Challenge: Write out the entries verbatim and leave the images out of the copy.

Data provided:
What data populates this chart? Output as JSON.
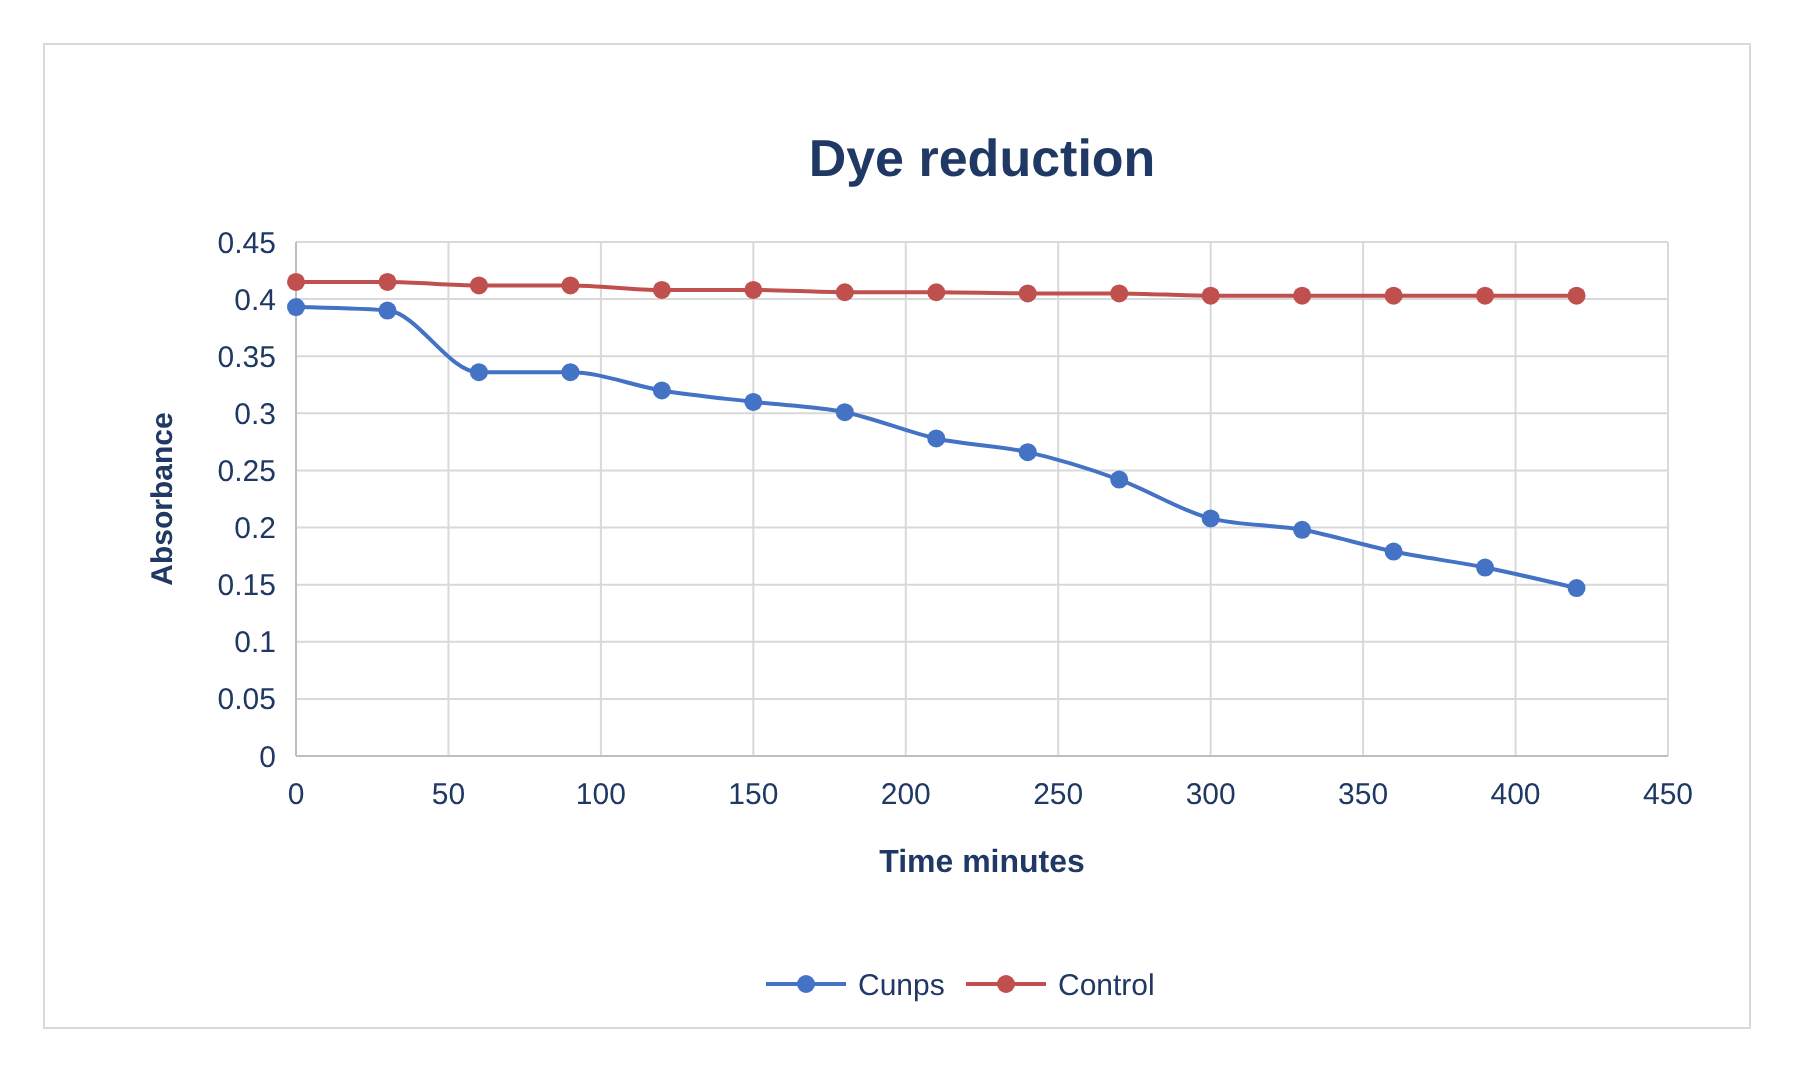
{
  "chart_data": {
    "type": "line",
    "title": "Dye reduction",
    "xlabel": "Time minutes",
    "ylabel": "Absorbance",
    "x": [
      0,
      30,
      60,
      90,
      120,
      150,
      180,
      210,
      240,
      270,
      300,
      330,
      360,
      390,
      420
    ],
    "series": [
      {
        "name": "Cunps",
        "color": "#4472c4",
        "values": [
          0.393,
          0.39,
          0.336,
          0.336,
          0.32,
          0.31,
          0.301,
          0.278,
          0.266,
          0.242,
          0.208,
          0.198,
          0.179,
          0.165,
          0.147
        ]
      },
      {
        "name": "Control",
        "color": "#c0504d",
        "values": [
          0.415,
          0.415,
          0.412,
          0.412,
          0.408,
          0.408,
          0.406,
          0.406,
          0.405,
          0.405,
          0.403,
          0.403,
          0.403,
          0.403,
          0.403
        ]
      }
    ],
    "xlim": [
      0,
      450
    ],
    "xticks": [
      0,
      50,
      100,
      150,
      200,
      250,
      300,
      350,
      400,
      450
    ],
    "ylim": [
      0,
      0.45
    ],
    "yticks": [
      0,
      0.05,
      0.1,
      0.15,
      0.2,
      0.25,
      0.3,
      0.35,
      0.4,
      0.45
    ],
    "grid": true,
    "legend": "bottom",
    "marker": "circle",
    "line_style": "solid"
  }
}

Answer in full:
What data populates this chart? Output as JSON.
{
  "chart_data": {
    "type": "line",
    "title": "Dye reduction",
    "xlabel": "Time minutes",
    "ylabel": "Absorbance",
    "x": [
      0,
      30,
      60,
      90,
      120,
      150,
      180,
      210,
      240,
      270,
      300,
      330,
      360,
      390,
      420
    ],
    "series": [
      {
        "name": "Cunps",
        "color": "#4472c4",
        "values": [
          0.393,
          0.39,
          0.336,
          0.336,
          0.32,
          0.31,
          0.301,
          0.278,
          0.266,
          0.242,
          0.208,
          0.198,
          0.179,
          0.165,
          0.147
        ]
      },
      {
        "name": "Control",
        "color": "#c0504d",
        "values": [
          0.415,
          0.415,
          0.412,
          0.412,
          0.408,
          0.408,
          0.406,
          0.406,
          0.405,
          0.405,
          0.403,
          0.403,
          0.403,
          0.403,
          0.403
        ]
      }
    ],
    "xlim": [
      0,
      450
    ],
    "xticks": [
      0,
      50,
      100,
      150,
      200,
      250,
      300,
      350,
      400,
      450
    ],
    "ylim": [
      0,
      0.45
    ],
    "yticks": [
      0,
      0.05,
      0.1,
      0.15,
      0.2,
      0.25,
      0.3,
      0.35,
      0.4,
      0.45
    ],
    "grid": true,
    "legend": "bottom",
    "marker": "circle",
    "line_style": "solid"
  }
}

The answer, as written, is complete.